● Task description:
Find and return each line containing "this".

(Collected data entries)

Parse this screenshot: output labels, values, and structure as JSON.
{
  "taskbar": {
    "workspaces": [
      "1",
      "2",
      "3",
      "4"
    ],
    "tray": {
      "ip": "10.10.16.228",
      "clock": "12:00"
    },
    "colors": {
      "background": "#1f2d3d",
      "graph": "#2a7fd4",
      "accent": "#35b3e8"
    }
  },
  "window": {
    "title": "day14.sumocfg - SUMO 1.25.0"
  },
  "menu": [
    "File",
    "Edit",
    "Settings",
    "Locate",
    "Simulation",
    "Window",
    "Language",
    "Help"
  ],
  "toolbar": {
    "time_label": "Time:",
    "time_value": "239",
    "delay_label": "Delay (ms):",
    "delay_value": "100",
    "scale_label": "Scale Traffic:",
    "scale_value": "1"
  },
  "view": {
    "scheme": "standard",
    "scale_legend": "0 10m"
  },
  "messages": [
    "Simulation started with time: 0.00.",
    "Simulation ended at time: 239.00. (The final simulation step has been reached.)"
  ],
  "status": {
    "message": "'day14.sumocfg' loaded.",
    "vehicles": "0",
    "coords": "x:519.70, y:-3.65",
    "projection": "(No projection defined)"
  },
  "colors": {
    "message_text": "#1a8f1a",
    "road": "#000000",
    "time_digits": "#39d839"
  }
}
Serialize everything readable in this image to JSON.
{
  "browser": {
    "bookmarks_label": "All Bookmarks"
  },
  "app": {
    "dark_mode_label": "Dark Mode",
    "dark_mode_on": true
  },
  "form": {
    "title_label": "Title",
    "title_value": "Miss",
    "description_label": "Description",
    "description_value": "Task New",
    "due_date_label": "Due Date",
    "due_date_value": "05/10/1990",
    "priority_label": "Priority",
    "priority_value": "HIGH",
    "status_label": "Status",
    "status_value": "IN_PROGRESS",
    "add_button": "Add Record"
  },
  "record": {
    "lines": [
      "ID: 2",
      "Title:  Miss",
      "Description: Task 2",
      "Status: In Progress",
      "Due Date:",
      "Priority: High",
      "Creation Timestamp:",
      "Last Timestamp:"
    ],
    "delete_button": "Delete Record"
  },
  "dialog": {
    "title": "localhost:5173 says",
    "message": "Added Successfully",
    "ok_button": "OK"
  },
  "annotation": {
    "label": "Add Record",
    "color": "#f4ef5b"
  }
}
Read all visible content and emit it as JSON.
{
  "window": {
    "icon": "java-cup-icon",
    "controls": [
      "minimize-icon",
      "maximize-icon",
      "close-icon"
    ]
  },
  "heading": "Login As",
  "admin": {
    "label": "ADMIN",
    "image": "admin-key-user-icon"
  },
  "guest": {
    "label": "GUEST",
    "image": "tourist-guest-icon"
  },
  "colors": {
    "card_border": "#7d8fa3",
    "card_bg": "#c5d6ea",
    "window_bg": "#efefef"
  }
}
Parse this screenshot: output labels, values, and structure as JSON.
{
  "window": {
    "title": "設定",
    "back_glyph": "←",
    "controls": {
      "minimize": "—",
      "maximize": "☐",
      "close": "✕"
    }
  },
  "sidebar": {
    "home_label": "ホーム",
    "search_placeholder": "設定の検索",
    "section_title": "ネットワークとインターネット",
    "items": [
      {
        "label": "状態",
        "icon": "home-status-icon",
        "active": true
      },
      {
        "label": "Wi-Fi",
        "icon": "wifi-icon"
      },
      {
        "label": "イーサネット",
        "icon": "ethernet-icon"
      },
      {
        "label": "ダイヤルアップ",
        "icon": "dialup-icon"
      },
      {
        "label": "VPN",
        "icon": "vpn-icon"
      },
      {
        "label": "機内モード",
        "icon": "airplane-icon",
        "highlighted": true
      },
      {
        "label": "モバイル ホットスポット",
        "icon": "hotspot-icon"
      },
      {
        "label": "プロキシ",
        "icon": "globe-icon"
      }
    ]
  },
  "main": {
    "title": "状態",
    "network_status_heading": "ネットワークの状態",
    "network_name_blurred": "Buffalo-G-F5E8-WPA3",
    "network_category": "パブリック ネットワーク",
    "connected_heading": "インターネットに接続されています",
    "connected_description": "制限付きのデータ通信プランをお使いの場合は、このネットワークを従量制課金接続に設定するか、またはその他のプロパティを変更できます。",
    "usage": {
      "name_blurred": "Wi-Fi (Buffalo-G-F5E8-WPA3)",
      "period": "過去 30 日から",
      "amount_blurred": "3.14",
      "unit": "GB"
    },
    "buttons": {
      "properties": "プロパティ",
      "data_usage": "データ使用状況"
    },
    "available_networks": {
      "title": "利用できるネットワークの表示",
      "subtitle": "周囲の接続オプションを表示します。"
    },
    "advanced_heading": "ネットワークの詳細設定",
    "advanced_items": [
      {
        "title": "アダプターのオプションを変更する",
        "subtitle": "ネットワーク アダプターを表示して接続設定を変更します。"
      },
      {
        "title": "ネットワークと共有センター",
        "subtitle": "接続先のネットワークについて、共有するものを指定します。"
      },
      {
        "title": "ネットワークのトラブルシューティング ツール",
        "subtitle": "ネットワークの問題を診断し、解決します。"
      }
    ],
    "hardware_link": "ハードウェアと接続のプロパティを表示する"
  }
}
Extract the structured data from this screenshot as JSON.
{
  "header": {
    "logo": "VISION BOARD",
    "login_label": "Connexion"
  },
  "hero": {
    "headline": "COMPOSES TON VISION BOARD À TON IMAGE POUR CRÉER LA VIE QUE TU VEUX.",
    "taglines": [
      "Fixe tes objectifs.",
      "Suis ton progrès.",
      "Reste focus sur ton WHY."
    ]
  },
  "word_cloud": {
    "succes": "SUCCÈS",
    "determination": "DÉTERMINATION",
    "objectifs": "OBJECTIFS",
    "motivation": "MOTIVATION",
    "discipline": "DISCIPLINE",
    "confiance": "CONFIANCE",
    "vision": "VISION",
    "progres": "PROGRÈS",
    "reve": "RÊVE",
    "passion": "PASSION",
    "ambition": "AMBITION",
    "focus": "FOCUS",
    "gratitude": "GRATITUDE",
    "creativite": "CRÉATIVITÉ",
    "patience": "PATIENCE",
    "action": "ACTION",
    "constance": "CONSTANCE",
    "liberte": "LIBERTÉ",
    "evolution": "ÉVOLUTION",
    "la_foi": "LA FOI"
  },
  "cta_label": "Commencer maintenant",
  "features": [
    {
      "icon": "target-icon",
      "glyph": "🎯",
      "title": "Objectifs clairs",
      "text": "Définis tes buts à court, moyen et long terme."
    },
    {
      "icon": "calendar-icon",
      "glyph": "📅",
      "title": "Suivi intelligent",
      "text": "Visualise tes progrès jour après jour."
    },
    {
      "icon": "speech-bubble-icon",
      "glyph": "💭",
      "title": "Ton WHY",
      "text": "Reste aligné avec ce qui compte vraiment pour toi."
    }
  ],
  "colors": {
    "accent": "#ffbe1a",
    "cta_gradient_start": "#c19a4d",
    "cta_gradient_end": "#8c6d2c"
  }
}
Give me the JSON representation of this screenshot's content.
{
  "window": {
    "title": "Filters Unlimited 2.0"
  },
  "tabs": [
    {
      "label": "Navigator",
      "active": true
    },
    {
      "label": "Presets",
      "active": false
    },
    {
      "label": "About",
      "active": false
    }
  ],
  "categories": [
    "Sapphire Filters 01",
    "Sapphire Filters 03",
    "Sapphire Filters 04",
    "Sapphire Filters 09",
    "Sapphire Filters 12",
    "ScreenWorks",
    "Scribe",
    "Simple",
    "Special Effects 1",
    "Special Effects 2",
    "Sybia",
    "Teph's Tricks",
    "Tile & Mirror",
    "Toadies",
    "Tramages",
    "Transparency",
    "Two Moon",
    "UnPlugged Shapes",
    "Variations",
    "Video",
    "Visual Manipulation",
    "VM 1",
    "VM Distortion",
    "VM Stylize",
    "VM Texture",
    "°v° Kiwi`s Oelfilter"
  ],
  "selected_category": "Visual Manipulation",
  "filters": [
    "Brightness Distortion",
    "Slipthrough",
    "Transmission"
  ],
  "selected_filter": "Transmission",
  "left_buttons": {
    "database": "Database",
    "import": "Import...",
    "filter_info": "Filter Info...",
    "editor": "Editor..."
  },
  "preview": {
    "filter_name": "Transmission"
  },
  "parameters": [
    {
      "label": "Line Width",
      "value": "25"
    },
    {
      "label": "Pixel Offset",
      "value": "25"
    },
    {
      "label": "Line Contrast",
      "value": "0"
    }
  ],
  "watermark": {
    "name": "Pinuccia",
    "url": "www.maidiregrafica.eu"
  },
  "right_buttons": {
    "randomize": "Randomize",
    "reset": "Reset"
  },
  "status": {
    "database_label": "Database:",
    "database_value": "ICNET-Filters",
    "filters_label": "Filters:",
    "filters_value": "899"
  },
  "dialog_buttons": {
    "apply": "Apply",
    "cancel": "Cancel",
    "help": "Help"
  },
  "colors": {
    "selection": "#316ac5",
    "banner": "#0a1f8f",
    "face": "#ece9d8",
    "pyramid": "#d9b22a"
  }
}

● Completed task:
Parse this screenshot: output labels, values, and structure as JSON.
Serialize everything readable in this image to JSON.
Parse this screenshot: output labels, values, and structure as JSON.
Extract the structured data from this screenshot as JSON.
Give me the JSON representation of this screenshot's content.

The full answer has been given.